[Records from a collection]

——

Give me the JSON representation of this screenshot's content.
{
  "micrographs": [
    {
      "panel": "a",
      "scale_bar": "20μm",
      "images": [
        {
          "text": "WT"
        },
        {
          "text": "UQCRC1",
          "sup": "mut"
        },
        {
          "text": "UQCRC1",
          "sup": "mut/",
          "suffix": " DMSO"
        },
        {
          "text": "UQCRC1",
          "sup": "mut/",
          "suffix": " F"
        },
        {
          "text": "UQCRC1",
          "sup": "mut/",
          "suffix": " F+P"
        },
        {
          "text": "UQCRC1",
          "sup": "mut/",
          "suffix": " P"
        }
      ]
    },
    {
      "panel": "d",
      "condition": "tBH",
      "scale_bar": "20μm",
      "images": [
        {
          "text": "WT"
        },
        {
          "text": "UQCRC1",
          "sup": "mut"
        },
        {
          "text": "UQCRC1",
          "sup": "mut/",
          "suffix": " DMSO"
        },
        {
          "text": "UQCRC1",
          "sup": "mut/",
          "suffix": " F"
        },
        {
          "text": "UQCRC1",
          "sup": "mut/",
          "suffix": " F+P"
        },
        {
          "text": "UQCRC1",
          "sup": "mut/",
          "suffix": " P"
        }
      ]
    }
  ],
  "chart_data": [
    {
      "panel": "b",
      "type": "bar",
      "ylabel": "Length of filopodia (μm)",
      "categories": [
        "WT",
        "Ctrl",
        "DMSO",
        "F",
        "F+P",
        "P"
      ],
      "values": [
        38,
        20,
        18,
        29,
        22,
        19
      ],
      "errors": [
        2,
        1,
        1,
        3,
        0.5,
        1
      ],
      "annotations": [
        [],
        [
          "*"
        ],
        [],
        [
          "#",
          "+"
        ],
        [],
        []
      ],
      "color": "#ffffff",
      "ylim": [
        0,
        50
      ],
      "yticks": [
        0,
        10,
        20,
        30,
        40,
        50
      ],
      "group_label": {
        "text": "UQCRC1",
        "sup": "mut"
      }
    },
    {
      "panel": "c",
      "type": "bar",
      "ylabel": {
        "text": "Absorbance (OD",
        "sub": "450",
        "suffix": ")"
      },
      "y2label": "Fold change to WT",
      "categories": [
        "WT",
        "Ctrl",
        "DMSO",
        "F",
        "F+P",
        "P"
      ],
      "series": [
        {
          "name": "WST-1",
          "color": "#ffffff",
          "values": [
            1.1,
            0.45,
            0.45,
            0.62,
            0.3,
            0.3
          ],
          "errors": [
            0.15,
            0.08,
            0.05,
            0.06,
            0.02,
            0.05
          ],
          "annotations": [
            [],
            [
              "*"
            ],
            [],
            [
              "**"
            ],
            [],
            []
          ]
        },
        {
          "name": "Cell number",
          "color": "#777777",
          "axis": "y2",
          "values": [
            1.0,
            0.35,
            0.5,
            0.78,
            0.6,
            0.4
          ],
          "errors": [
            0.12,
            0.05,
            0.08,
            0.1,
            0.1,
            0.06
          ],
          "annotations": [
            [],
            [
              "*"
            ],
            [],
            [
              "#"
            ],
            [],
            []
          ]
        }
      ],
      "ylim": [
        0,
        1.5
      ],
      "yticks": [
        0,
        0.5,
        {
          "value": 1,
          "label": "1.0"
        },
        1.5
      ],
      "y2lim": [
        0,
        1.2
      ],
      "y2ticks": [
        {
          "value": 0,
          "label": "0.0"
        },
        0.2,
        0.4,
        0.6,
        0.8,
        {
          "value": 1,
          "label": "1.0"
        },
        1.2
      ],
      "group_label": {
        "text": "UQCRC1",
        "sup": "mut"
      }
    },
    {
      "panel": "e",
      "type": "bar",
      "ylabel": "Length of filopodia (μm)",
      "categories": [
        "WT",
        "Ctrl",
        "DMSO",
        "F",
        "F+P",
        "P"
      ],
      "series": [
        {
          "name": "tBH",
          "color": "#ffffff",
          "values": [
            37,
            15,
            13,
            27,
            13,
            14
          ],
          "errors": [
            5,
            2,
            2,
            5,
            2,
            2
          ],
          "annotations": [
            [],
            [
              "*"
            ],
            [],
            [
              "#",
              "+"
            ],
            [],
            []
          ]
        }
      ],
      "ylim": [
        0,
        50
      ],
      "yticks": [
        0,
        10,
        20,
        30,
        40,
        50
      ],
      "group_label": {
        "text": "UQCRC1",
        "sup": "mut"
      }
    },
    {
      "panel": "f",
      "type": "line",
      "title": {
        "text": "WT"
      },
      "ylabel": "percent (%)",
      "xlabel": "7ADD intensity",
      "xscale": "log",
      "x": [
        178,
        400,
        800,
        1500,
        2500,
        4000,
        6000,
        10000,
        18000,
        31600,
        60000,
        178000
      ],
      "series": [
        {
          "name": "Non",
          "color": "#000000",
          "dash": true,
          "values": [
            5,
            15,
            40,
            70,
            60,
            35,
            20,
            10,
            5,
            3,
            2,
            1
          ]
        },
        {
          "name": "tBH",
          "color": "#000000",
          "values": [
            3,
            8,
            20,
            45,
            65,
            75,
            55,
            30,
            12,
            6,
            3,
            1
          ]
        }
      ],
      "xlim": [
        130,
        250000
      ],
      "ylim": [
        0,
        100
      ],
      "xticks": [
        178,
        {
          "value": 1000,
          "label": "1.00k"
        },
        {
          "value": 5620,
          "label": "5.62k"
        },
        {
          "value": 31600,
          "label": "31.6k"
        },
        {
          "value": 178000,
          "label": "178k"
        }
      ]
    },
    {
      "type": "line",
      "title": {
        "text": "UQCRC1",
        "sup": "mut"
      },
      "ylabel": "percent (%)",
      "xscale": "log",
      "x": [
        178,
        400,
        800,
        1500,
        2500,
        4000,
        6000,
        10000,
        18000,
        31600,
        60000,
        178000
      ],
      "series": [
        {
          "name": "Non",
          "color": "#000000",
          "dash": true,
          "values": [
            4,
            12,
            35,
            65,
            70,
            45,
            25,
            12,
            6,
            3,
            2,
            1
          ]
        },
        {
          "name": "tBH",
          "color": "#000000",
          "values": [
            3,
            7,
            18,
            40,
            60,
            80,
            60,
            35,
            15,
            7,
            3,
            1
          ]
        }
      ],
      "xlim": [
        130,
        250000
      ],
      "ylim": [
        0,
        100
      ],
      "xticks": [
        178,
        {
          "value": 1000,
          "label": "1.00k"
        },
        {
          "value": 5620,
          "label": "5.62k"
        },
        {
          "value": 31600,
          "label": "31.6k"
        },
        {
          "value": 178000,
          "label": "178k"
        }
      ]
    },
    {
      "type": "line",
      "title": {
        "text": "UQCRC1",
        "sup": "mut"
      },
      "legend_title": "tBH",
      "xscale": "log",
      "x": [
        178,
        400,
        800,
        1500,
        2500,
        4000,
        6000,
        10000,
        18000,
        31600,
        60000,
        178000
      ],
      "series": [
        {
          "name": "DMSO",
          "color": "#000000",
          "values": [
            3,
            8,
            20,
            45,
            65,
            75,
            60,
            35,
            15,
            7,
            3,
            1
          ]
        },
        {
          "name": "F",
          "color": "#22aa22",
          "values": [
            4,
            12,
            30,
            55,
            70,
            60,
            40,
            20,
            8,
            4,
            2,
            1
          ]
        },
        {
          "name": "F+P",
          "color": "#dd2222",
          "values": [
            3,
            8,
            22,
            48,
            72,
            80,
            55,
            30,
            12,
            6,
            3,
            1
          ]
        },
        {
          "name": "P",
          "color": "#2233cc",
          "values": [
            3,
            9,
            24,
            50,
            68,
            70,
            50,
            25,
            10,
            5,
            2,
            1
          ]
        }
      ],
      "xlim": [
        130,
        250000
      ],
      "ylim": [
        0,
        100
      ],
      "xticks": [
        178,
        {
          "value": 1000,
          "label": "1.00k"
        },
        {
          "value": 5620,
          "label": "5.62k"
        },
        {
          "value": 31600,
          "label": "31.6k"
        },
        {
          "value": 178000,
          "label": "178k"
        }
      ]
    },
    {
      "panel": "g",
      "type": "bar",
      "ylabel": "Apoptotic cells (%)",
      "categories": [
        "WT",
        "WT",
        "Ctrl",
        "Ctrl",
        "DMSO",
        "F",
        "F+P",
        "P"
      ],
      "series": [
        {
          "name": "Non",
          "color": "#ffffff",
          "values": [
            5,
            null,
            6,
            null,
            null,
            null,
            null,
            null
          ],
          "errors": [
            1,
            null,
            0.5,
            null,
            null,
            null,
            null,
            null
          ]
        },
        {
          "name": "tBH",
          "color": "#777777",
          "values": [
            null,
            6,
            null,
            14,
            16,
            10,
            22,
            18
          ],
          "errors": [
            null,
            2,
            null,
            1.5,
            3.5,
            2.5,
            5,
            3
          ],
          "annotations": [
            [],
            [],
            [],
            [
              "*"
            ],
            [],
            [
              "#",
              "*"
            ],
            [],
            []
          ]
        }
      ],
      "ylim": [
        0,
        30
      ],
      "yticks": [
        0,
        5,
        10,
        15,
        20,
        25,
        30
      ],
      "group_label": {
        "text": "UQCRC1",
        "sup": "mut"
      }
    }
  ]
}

——

• _Task description_
Looking at the data above, how many lines hold the word "panel"? Respond with the number alone.

• _Answer box_
7